--- Records for this task ---

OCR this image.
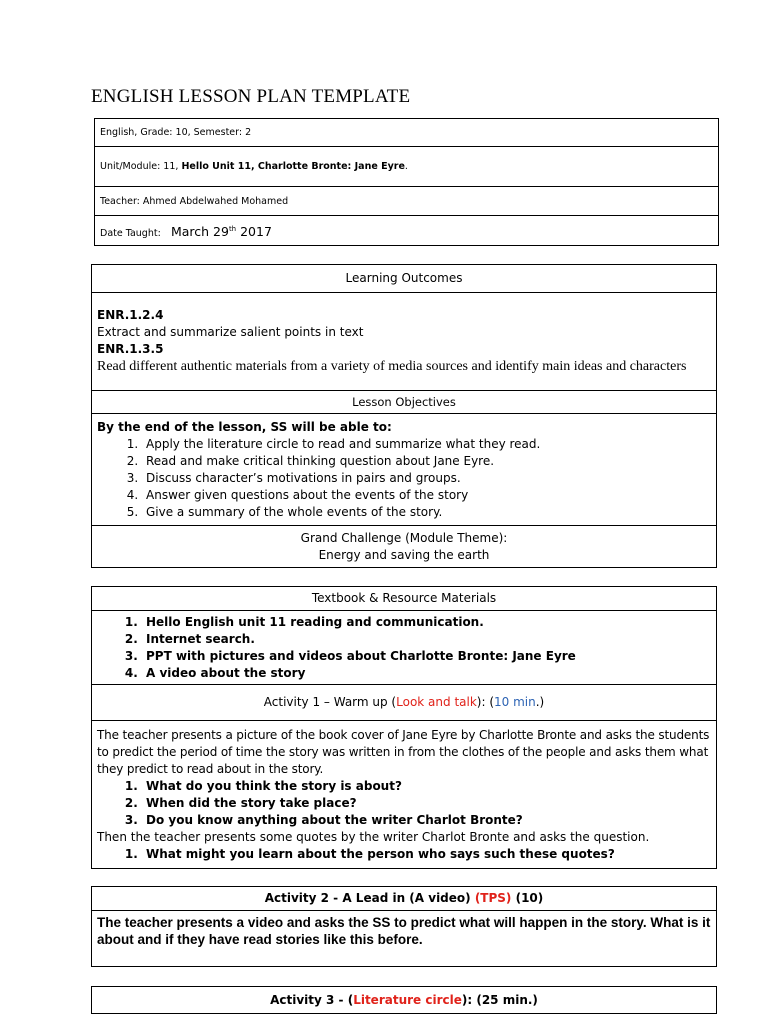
ENGLISH LESSON PLAN TEMPLATE
English, Grade: 10, Semester: 2
Unit/Module: 11, Hello Unit 11, Charlotte Bronte: Jane Eyre.
Teacher: Ahmed Abdelwahed Mohamed
Date Taught: March 29th 2017
Learning Outcomes

ENR.1.2.4
Extract and summarize salient points in text
ENR.1.3.5
Read different authentic materials from a variety of media sources and identify main ideas and characters

Lesson Objectives

By the end of the lesson, SS will be able to:
1. Apply the literature circle to read and summarize what they read.
2. Read and make critical thinking question about Jane Eyre.
3. Discuss character’s motivations in pairs and groups.
4. Answer given questions about the events of the story
5. Give a summary of the whole events of the story.

Grand Challenge (Module Theme):
Energy and saving the earth
Textbook & Resource Materials

1. Hello English unit 11 reading and communication.
2. Internet search.
3. PPT with pictures and videos about Charlotte Bronte: Jane Eyre
4. A video about the story

Activity 1 – Warm up (Look and talk): (10 min.)

The teacher presents a picture of the book cover of Jane Eyre by Charlotte Bronte and asks the students to predict the period of time the story was written in from the clothes of the people and asks them what they predict to read about in the story.
1. What do you think the story is about?
2. When did the story take place?
3. Do you know anything about the writer Charlot Bronte?
Then the teacher presents some quotes by the writer Charlot Bronte and asks the question.
1. What might you learn about the person who says such these quotes?
Activity 2 - A Lead in (A video) (TPS) (10)
The teacher presents a video and asks the SS to predict what will happen in the story. What is it about and if they have read stories like this before.
Activity 3 - (Literature circle): (25 min.)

---

Look through the entries above; copy each line where the string "will" appears.

The output:
By the end of the lesson, SS will be able to:
The teacher presents a video and asks the SS to predict what will happen in the story. What is it about and if they have read stories like this before.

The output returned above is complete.